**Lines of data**
--------
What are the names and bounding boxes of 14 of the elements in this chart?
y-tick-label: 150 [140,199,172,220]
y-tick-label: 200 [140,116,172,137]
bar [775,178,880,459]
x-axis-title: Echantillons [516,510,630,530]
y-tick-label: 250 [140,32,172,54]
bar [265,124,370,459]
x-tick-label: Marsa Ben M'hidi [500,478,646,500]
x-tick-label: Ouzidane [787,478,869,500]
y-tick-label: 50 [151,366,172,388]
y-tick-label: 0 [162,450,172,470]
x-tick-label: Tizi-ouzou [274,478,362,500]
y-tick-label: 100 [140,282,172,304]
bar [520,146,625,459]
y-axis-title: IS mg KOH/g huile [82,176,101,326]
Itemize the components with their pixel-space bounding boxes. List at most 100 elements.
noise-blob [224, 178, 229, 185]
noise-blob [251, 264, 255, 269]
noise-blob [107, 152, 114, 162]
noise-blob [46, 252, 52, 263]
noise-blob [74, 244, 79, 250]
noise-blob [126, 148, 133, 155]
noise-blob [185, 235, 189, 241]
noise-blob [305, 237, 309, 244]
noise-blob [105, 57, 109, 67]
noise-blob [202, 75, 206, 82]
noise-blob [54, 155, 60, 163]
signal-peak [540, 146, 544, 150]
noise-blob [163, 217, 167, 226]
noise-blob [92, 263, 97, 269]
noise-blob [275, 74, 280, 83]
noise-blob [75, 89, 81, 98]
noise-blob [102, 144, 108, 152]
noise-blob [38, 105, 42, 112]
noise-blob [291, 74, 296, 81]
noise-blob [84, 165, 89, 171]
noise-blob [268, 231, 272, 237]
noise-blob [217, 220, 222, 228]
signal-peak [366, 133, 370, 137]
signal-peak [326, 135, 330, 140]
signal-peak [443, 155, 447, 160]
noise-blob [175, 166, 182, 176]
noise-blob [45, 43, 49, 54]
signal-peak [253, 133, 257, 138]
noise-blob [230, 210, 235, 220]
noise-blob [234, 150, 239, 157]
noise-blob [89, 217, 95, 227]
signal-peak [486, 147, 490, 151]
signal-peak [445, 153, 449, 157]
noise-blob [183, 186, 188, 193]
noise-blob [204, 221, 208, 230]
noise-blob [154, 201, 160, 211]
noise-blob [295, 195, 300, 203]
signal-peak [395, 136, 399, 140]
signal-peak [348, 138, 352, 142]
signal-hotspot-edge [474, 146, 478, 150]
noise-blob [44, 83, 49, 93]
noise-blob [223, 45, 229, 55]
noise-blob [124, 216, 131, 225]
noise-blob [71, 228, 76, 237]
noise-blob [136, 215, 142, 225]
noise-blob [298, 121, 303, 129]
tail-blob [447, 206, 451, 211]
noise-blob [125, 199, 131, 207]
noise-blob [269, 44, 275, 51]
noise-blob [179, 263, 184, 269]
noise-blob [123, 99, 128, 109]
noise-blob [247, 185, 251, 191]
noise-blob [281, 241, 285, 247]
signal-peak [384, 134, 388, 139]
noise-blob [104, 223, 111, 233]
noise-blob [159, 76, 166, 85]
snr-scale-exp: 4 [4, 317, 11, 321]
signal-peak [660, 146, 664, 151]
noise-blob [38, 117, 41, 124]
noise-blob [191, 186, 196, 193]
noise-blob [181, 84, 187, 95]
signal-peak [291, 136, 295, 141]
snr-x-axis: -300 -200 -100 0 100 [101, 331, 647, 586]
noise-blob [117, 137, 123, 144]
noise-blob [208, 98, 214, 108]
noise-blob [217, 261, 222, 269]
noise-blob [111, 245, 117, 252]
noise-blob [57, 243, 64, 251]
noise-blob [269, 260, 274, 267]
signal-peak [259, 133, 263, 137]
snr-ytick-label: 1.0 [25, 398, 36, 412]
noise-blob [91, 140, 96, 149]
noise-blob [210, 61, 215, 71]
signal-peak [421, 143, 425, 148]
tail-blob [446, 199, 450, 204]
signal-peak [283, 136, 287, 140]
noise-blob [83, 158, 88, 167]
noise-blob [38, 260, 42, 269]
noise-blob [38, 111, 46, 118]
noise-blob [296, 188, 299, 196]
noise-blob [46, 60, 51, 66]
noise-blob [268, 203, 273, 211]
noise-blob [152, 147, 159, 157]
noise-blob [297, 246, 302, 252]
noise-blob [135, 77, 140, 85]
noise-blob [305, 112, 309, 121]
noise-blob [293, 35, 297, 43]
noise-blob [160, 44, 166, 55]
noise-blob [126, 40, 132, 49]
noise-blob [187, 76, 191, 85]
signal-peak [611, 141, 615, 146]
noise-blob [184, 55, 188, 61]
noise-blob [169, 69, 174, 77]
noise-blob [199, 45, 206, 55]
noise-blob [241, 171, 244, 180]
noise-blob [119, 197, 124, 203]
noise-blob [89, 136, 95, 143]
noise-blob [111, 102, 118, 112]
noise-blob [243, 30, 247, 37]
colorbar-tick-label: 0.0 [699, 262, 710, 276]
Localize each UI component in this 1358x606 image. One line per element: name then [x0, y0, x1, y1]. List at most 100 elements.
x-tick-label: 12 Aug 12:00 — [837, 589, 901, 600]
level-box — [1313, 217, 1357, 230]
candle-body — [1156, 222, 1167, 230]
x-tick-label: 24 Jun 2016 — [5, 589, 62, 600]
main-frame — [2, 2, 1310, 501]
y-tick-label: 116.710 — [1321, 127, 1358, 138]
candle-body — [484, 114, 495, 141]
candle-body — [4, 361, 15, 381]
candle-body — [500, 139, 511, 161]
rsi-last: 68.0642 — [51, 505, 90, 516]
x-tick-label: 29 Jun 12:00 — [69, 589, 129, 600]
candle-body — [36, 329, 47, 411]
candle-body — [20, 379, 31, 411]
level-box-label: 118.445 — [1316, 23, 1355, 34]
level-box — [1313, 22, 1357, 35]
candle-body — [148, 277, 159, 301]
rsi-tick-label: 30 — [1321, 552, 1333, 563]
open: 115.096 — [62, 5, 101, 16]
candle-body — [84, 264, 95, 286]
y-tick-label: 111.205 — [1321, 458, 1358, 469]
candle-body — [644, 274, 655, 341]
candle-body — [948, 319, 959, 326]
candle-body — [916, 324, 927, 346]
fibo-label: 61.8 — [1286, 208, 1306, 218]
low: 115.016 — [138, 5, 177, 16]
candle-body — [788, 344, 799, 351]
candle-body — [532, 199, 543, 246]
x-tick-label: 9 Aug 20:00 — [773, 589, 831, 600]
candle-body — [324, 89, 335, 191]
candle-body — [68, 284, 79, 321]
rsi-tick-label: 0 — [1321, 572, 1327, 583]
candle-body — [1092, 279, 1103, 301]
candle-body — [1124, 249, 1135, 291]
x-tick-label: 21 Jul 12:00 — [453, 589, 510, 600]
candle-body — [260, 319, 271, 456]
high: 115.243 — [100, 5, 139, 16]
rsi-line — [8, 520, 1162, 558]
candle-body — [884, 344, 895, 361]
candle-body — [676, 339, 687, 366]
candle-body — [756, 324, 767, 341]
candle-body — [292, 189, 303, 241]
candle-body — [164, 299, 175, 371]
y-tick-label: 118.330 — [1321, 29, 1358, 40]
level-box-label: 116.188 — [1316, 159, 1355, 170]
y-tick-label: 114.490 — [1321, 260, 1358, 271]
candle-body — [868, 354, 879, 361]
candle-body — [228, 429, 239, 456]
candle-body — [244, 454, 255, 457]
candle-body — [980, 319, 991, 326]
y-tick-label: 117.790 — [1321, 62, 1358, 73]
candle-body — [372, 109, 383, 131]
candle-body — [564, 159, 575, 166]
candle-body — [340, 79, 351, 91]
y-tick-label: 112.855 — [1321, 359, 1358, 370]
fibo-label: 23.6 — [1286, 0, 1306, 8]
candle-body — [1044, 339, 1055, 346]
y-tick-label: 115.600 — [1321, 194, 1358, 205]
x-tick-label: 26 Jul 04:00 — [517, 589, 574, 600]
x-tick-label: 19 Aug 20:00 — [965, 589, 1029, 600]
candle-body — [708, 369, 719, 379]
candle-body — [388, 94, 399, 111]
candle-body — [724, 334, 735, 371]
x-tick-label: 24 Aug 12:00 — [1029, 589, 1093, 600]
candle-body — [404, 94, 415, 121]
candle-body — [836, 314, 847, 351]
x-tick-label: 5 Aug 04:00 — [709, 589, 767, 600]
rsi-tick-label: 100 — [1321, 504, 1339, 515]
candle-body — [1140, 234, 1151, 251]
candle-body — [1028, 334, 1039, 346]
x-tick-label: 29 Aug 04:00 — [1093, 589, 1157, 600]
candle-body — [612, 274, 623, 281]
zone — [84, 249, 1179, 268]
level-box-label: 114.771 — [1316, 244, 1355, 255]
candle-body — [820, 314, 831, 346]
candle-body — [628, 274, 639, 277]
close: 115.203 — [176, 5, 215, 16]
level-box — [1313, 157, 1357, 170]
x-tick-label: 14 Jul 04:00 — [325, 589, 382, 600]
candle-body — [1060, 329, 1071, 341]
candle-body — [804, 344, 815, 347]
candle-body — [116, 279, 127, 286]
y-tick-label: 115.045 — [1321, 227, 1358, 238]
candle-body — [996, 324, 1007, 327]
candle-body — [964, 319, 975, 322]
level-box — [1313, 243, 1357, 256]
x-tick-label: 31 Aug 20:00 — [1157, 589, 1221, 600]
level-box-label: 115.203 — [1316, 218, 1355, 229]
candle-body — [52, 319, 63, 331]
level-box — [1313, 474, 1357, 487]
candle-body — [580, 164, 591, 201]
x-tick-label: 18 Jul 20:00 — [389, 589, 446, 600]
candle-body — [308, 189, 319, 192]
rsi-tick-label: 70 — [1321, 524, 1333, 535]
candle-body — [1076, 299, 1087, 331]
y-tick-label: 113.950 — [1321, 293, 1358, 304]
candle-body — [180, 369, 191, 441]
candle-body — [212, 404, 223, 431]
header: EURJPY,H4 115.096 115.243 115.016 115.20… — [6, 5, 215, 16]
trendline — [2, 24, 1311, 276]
--------
**Exercise description**
Copy out the rows from the start of the rows through the line holding "bar [265,124,370,459]", inclusive.

**Reply to the task**
What are the names and bounding boxes of 14 of the elements in this chart?
y-tick-label: 150 [140,199,172,220]
y-tick-label: 200 [140,116,172,137]
bar [775,178,880,459]
x-axis-title: Echantillons [516,510,630,530]
y-tick-label: 250 [140,32,172,54]
bar [265,124,370,459]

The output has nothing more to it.